(Extracted data entries)
********************
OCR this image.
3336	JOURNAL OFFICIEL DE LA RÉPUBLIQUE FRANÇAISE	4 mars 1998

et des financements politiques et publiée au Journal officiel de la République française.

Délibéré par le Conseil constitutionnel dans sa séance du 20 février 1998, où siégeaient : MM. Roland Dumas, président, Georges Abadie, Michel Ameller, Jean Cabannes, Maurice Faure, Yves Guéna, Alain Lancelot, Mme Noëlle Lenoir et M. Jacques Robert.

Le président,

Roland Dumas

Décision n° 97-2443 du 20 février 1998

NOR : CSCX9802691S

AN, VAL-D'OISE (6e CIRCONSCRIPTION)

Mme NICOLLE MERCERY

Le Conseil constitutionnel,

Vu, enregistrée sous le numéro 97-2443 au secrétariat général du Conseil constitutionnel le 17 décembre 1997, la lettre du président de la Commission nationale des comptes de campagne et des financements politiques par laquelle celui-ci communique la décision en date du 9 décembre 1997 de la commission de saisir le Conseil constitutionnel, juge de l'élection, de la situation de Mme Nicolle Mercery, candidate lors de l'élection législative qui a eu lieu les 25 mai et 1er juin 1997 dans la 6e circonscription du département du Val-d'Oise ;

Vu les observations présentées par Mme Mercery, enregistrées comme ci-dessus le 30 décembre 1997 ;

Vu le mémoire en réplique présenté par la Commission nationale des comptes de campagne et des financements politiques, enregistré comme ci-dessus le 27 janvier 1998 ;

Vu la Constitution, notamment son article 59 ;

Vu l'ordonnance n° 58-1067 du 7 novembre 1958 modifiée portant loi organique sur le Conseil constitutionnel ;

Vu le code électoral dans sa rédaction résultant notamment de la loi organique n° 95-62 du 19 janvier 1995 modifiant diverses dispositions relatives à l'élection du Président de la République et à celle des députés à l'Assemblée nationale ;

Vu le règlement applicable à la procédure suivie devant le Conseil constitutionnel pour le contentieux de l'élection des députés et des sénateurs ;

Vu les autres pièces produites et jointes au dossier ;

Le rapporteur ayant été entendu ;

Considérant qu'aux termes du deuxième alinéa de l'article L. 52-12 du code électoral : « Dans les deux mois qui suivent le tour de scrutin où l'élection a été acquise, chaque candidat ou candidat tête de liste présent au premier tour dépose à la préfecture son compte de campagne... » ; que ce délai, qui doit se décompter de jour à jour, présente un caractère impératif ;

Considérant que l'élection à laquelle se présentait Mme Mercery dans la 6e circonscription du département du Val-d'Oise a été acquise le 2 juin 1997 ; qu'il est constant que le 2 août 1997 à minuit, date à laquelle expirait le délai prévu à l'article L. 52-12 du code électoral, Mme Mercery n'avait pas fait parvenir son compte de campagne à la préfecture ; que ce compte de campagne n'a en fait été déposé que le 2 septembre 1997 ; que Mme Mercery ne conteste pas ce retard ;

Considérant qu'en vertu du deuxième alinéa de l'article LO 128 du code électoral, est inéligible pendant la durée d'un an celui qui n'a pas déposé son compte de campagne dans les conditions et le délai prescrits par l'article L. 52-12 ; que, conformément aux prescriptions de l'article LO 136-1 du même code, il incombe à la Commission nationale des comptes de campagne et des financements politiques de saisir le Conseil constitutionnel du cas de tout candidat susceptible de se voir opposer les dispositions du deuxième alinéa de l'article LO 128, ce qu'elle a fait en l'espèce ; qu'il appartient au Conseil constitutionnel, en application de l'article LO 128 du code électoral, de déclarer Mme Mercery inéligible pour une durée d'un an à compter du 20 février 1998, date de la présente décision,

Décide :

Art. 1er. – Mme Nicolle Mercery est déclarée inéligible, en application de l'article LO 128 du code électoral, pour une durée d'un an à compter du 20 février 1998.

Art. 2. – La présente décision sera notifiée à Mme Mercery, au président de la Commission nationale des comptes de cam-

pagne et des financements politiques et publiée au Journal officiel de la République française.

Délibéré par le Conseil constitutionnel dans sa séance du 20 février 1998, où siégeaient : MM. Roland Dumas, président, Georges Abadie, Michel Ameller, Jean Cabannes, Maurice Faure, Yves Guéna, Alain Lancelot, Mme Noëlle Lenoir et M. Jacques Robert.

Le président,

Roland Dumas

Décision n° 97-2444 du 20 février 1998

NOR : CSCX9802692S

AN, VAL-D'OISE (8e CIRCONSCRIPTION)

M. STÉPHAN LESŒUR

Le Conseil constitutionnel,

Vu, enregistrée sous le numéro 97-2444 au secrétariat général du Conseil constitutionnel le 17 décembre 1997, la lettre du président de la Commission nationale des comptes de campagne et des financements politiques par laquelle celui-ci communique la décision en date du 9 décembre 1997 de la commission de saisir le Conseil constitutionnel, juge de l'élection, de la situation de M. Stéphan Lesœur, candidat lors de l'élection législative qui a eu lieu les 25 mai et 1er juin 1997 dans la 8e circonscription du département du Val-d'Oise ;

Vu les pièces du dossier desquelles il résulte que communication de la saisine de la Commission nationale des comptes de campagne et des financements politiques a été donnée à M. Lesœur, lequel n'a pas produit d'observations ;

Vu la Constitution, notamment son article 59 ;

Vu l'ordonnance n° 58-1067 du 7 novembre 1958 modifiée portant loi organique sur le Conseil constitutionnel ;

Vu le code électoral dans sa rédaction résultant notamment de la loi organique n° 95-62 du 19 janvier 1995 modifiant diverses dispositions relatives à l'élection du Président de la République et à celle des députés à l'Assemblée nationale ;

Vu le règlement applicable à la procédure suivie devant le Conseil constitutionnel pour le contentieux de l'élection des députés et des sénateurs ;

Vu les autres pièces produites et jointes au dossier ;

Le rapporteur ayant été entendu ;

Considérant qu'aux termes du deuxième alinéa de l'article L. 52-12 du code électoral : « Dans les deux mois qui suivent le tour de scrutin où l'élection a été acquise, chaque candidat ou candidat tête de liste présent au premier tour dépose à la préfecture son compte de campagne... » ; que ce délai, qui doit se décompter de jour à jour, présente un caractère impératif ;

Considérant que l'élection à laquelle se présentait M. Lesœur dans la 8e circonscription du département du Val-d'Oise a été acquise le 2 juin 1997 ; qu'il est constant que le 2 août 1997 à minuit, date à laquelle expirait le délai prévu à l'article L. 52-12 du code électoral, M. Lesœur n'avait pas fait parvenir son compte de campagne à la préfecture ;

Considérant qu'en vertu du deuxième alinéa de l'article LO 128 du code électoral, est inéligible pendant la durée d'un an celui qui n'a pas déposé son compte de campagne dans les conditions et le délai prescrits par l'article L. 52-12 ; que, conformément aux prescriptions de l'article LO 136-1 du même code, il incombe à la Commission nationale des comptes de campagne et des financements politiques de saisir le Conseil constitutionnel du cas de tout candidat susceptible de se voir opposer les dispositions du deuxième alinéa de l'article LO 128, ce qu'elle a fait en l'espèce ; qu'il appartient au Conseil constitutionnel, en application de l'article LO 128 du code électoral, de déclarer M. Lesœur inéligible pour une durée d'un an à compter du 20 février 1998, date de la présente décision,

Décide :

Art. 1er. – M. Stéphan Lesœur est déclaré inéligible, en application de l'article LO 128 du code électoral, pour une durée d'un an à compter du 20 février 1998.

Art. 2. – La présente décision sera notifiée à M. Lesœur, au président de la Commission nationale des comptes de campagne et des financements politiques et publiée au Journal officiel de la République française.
********************
JOB – All entries shown above should be printed again exactly.

IN RESPONSE –
OCR this image.
3336	JOURNAL OFFICIEL DE LA RÉPUBLIQUE FRANÇAISE	4 mars 1998

et des financements politiques et publiée au Journal officiel de la République française.

Délibéré par le Conseil constitutionnel dans sa séance du 20 février 1998, où siégeaient : MM. Roland Dumas, président, Georges Abadie, Michel Ameller, Jean Cabannes, Maurice Faure, Yves Guéna, Alain Lancelot, Mme Noëlle Lenoir et M. Jacques Robert.

Le président,

Roland Dumas

Décision n° 97-2443 du 20 février 1998

NOR : CSCX9802691S

AN, VAL-D'OISE (6e CIRCONSCRIPTION)

Mme NICOLLE MERCERY

Le Conseil constitutionnel,

Vu, enregistrée sous le numéro 97-2443 au secrétariat général du Conseil constitutionnel le 17 décembre 1997, la lettre du président de la Commission nationale des comptes de campagne et des financements politiques par laquelle celui-ci communique la décision en date du 9 décembre 1997 de la commission de saisir le Conseil constitutionnel, juge de l'élection, de la situation de Mme Nicolle Mercery, candidate lors de l'élection législative qui a eu lieu les 25 mai et 1er juin 1997 dans la 6e circonscription du département du Val-d'Oise ;

Vu les observations présentées par Mme Mercery, enregistrées comme ci-dessus le 30 décembre 1997 ;

Vu le mémoire en réplique présenté par la Commission nationale des comptes de campagne et des financements politiques, enregistré comme ci-dessus le 27 janvier 1998 ;

Vu la Constitution, notamment son article 59 ;

Vu l'ordonnance n° 58-1067 du 7 novembre 1958 modifiée portant loi organique sur le Conseil constitutionnel ;

Vu le code électoral dans sa rédaction résultant notamment de la loi organique n° 95-62 du 19 janvier 1995 modifiant diverses dispositions relatives à l'élection du Président de la République et à celle des députés à l'Assemblée nationale ;

Vu le règlement applicable à la procédure suivie devant le Conseil constitutionnel pour le contentieux de l'élection des députés et des sénateurs ;

Vu les autres pièces produites et jointes au dossier ;

Le rapporteur ayant été entendu ;

Considérant qu'aux termes du deuxième alinéa de l'article L. 52-12 du code électoral : « Dans les deux mois qui suivent le tour de scrutin où l'élection a été acquise, chaque candidat ou candidat tête de liste présent au premier tour dépose à la préfecture son compte de campagne... » ; que ce délai, qui doit se décompter de jour à jour, présente un caractère impératif ;

Considérant que l'élection à laquelle se présentait Mme Mercery dans la 6e circonscription du département du Val-d'Oise a été acquise le 2 juin 1997 ; qu'il est constant que le 2 août 1997 à minuit, date à laquelle expirait le délai prévu à l'article L. 52-12 du code électoral, Mme Mercery n'avait pas fait parvenir son compte de campagne à la préfecture ; que ce compte de campagne n'a en fait été déposé que le 2 septembre 1997 ; que Mme Mercery ne conteste pas ce retard ;

Considérant qu'en vertu du deuxième alinéa de l'article LO 128 du code électoral, est inéligible pendant la durée d'un an celui qui n'a pas déposé son compte de campagne dans les conditions et le délai prescrits par l'article L. 52-12 ; que, conformément aux prescriptions de l'article LO 136-1 du même code, il incombe à la Commission nationale des comptes de campagne et des financements politiques de saisir le Conseil constitutionnel du cas de tout candidat susceptible de se voir opposer les dispositions du deuxième alinéa de l'article LO 128, ce qu'elle a fait en l'espèce ; qu'il appartient au Conseil constitutionnel, en application de l'article LO 128 du code électoral, de déclarer Mme Mercery inéligible pour une durée d'un an à compter du 20 février 1998, date de la présente décision,

Décide :

Art. 1er. – Mme Nicolle Mercery est déclarée inéligible, en application de l'article LO 128 du code électoral, pour une durée d'un an à compter du 20 février 1998.

Art. 2. – La présente décision sera notifiée à Mme Mercery, au président de la Commission nationale des comptes de cam-

pagne et des financements politiques et publiée au Journal officiel de la République française.

Délibéré par le Conseil constitutionnel dans sa séance du 20 février 1998, où siégeaient : MM. Roland Dumas, président, Georges Abadie, Michel Ameller, Jean Cabannes, Maurice Faure, Yves Guéna, Alain Lancelot, Mme Noëlle Lenoir et M. Jacques Robert.

Le président,

Roland Dumas

Décision n° 97-2444 du 20 février 1998

NOR : CSCX9802692S

AN, VAL-D'OISE (8e CIRCONSCRIPTION)

M. STÉPHAN LESŒUR

Le Conseil constitutionnel,

Vu, enregistrée sous le numéro 97-2444 au secrétariat général du Conseil constitutionnel le 17 décembre 1997, la lettre du président de la Commission nationale des comptes de campagne et des financements politiques par laquelle celui-ci communique la décision en date du 9 décembre 1997 de la commission de saisir le Conseil constitutionnel, juge de l'élection, de la situation de M. Stéphan Lesœur, candidat lors de l'élection législative qui a eu lieu les 25 mai et 1er juin 1997 dans la 8e circonscription du département du Val-d'Oise ;

Vu les pièces du dossier desquelles il résulte que communication de la saisine de la Commission nationale des comptes de campagne et des financements politiques a été donnée à M. Lesœur, lequel n'a pas produit d'observations ;

Vu la Constitution, notamment son article 59 ;

Vu l'ordonnance n° 58-1067 du 7 novembre 1958 modifiée portant loi organique sur le Conseil constitutionnel ;

Vu le code électoral dans sa rédaction résultant notamment de la loi organique n° 95-62 du 19 janvier 1995 modifiant diverses dispositions relatives à l'élection du Président de la République et à celle des députés à l'Assemblée nationale ;

Vu le règlement applicable à la procédure suivie devant le Conseil constitutionnel pour le contentieux de l'élection des députés et des sénateurs ;

Vu les autres pièces produites et jointes au dossier ;

Le rapporteur ayant été entendu ;

Considérant qu'aux termes du deuxième alinéa de l'article L. 52-12 du code électoral : « Dans les deux mois qui suivent le tour de scrutin où l'élection a été acquise, chaque candidat ou candidat tête de liste présent au premier tour dépose à la préfecture son compte de campagne... » ; que ce délai, qui doit se décompter de jour à jour, présente un caractère impératif ;

Considérant que l'élection à laquelle se présentait M. Lesœur dans la 8e circonscription du département du Val-d'Oise a été acquise le 2 juin 1997 ; qu'il est constant que le 2 août 1997 à minuit, date à laquelle expirait le délai prévu à l'article L. 52-12 du code électoral, M. Lesœur n'avait pas fait parvenir son compte de campagne à la préfecture ;

Considérant qu'en vertu du deuxième alinéa de l'article LO 128 du code électoral, est inéligible pendant la durée d'un an celui qui n'a pas déposé son compte de campagne dans les conditions et le délai prescrits par l'article L. 52-12 ; que, conformément aux prescriptions de l'article LO 136-1 du même code, il incombe à la Commission nationale des comptes de campagne et des financements politiques de saisir le Conseil constitutionnel du cas de tout candidat susceptible de se voir opposer les dispositions du deuxième alinéa de l'article LO 128, ce qu'elle a fait en l'espèce ; qu'il appartient au Conseil constitutionnel, en application de l'article LO 128 du code électoral, de déclarer M. Lesœur inéligible pour une durée d'un an à compter du 20 février 1998, date de la présente décision,

Décide :

Art. 1er. – M. Stéphan Lesœur est déclaré inéligible, en application de l'article LO 128 du code électoral, pour une durée d'un an à compter du 20 février 1998.

Art. 2. – La présente décision sera notifiée à M. Lesœur, au président de la Commission nationale des comptes de campagne et des financements politiques et publiée au Journal officiel de la République française.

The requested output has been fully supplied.